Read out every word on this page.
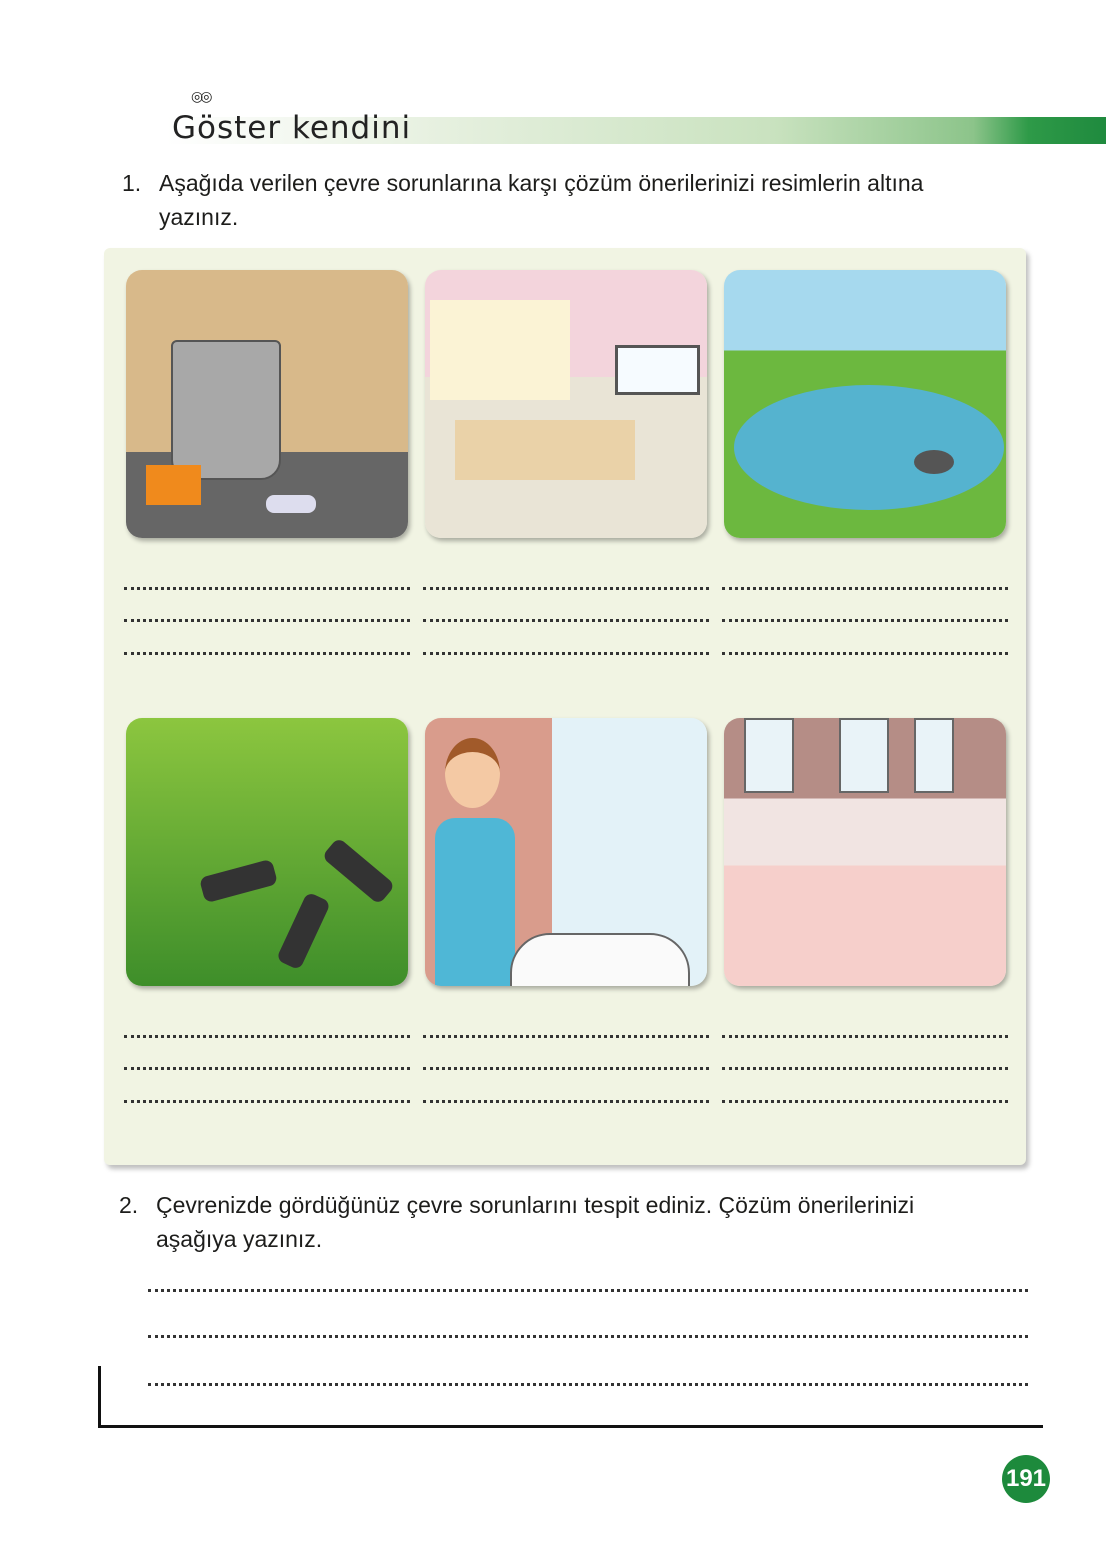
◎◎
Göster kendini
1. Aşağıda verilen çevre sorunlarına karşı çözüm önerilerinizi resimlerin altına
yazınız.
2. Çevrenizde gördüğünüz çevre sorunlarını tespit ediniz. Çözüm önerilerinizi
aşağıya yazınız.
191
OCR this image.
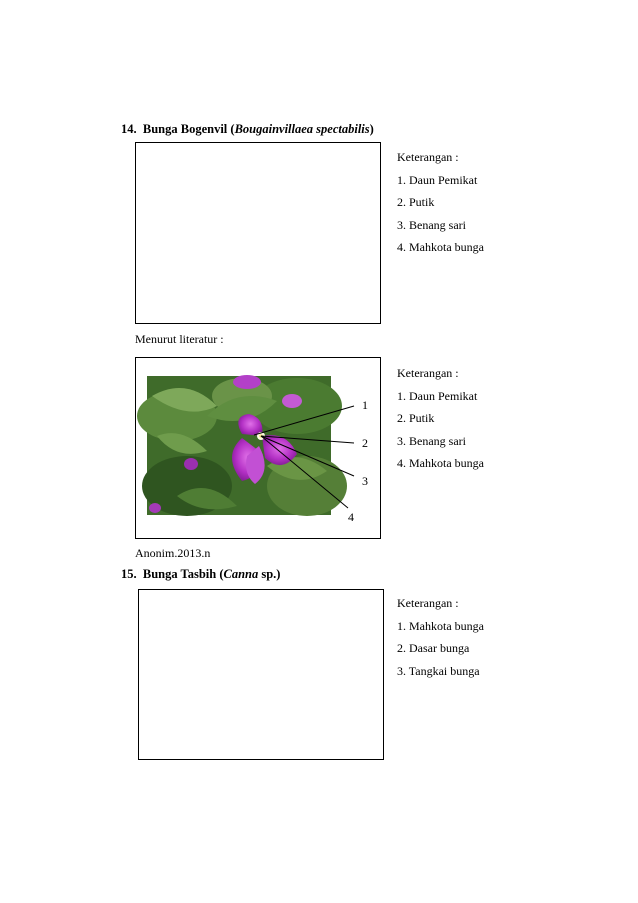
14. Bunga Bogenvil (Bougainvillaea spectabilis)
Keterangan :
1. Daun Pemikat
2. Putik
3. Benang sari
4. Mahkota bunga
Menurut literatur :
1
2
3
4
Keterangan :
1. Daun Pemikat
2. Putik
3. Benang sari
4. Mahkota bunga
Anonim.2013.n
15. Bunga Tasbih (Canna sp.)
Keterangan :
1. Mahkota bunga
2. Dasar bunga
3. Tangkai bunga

• • • • • • •

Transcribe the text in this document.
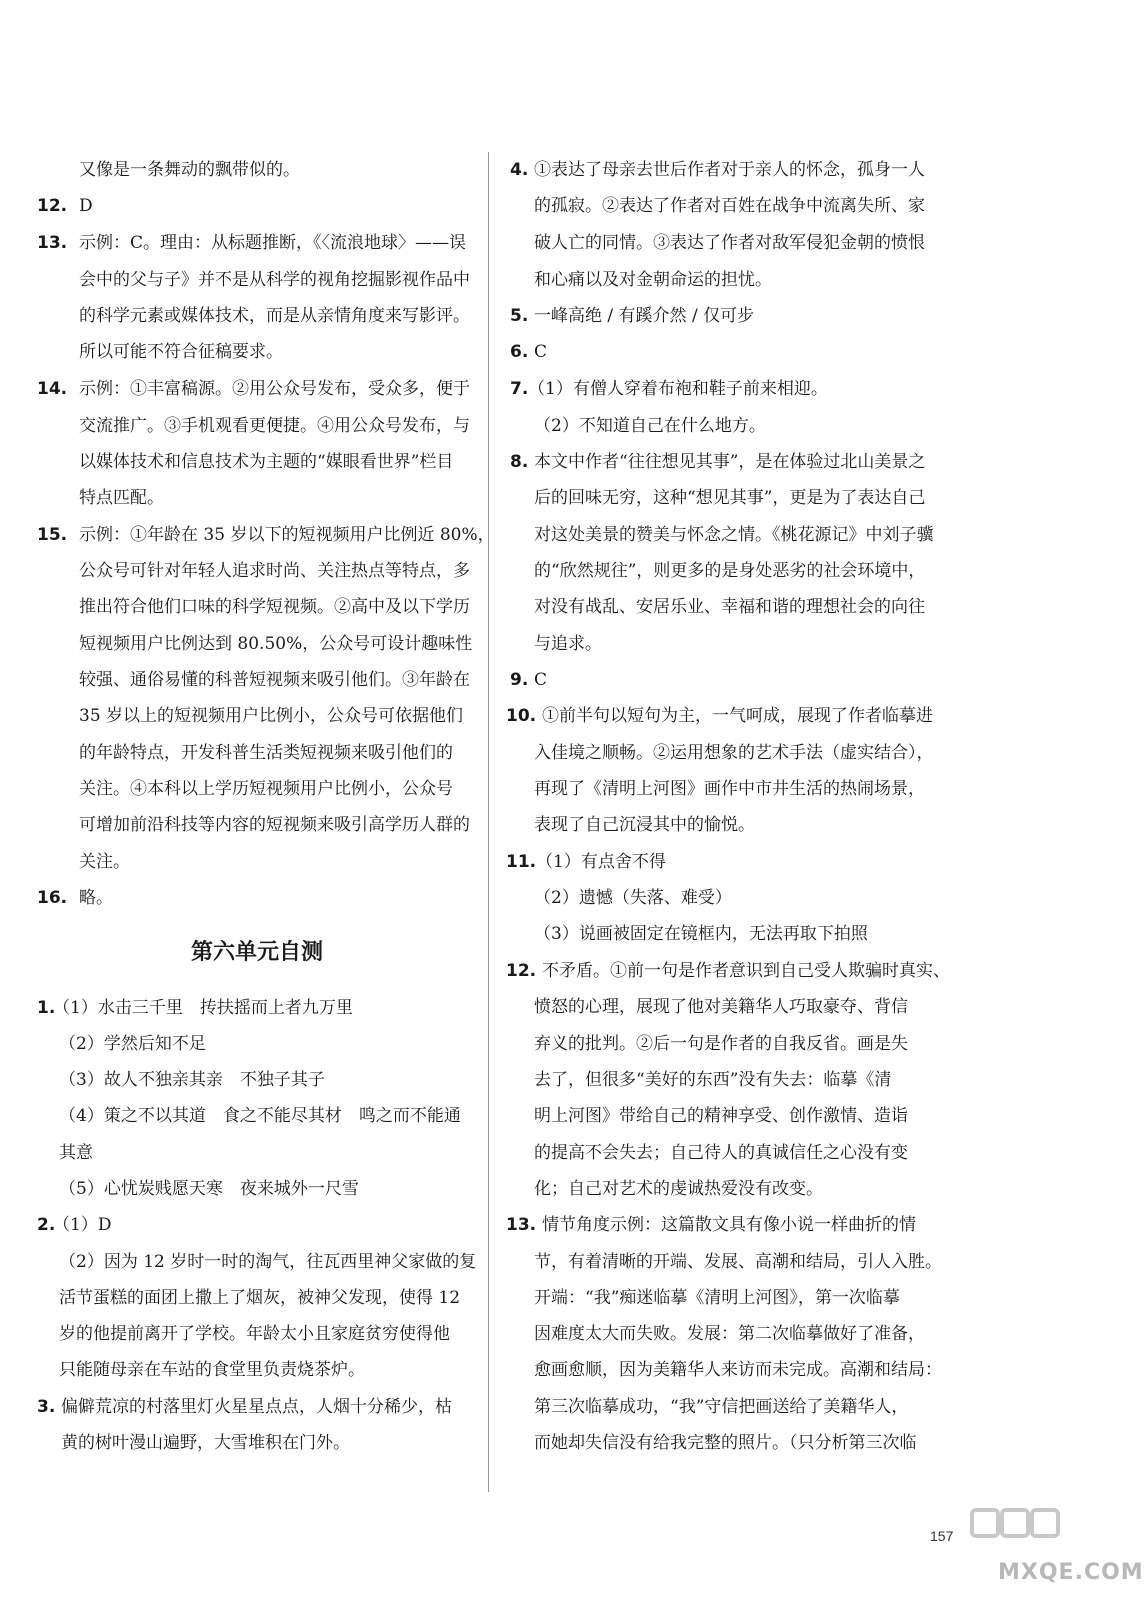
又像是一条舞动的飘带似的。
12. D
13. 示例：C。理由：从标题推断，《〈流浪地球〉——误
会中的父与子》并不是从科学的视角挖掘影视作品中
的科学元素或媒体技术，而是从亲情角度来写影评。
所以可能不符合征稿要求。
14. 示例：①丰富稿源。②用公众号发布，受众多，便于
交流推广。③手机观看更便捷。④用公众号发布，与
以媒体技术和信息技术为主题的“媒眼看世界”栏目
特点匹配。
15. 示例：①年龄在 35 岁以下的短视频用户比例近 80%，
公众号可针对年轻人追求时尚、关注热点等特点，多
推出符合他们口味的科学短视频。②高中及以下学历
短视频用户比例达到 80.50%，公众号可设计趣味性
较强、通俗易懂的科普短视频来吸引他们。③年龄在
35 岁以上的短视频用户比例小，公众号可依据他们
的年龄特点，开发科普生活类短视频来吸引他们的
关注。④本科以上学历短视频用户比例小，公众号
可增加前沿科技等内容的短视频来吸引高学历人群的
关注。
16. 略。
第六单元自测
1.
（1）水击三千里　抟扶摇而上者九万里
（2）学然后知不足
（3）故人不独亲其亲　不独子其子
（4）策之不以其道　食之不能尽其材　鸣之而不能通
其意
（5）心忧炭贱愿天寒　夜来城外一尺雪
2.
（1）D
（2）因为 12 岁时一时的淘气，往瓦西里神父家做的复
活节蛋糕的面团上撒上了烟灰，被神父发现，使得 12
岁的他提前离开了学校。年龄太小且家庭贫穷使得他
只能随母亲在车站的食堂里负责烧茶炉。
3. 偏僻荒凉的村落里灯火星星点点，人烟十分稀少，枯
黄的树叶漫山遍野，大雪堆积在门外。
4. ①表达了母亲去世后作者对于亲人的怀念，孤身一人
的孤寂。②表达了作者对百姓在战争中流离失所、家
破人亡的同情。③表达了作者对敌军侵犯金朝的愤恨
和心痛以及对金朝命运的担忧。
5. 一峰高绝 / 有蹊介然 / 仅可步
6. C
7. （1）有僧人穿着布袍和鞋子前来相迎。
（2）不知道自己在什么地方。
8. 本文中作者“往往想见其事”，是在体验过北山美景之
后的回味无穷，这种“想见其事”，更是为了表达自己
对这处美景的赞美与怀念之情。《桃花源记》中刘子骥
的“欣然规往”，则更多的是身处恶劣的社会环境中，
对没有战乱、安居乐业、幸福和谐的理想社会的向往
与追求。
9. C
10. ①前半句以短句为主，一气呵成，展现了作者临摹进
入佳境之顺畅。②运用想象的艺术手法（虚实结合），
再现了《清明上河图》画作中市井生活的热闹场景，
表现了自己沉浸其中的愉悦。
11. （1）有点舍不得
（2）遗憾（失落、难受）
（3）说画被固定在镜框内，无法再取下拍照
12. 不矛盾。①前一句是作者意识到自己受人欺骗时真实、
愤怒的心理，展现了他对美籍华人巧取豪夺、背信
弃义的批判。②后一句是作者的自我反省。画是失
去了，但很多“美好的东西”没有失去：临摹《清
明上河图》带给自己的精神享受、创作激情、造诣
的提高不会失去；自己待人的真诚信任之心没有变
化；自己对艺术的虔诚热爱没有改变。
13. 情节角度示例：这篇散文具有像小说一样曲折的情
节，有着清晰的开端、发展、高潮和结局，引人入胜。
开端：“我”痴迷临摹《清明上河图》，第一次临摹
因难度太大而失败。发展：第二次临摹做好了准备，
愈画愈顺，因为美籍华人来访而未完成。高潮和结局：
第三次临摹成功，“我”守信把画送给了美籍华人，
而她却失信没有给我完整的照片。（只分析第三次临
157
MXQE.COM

• • • • • • •

**WHAT THIS TASK INVOLVES**:
Filter out every line that lacks the word "çevre", and copy the rest.

**FULL SOLUTION**:
1. Aşağıda verilen çevre sorunlarına karşı çözüm önerilerinizi resimlerin altına
2. Çevrenizde gördüğünüz çevre sorunlarını tespit ediniz. Çözüm önerilerinizi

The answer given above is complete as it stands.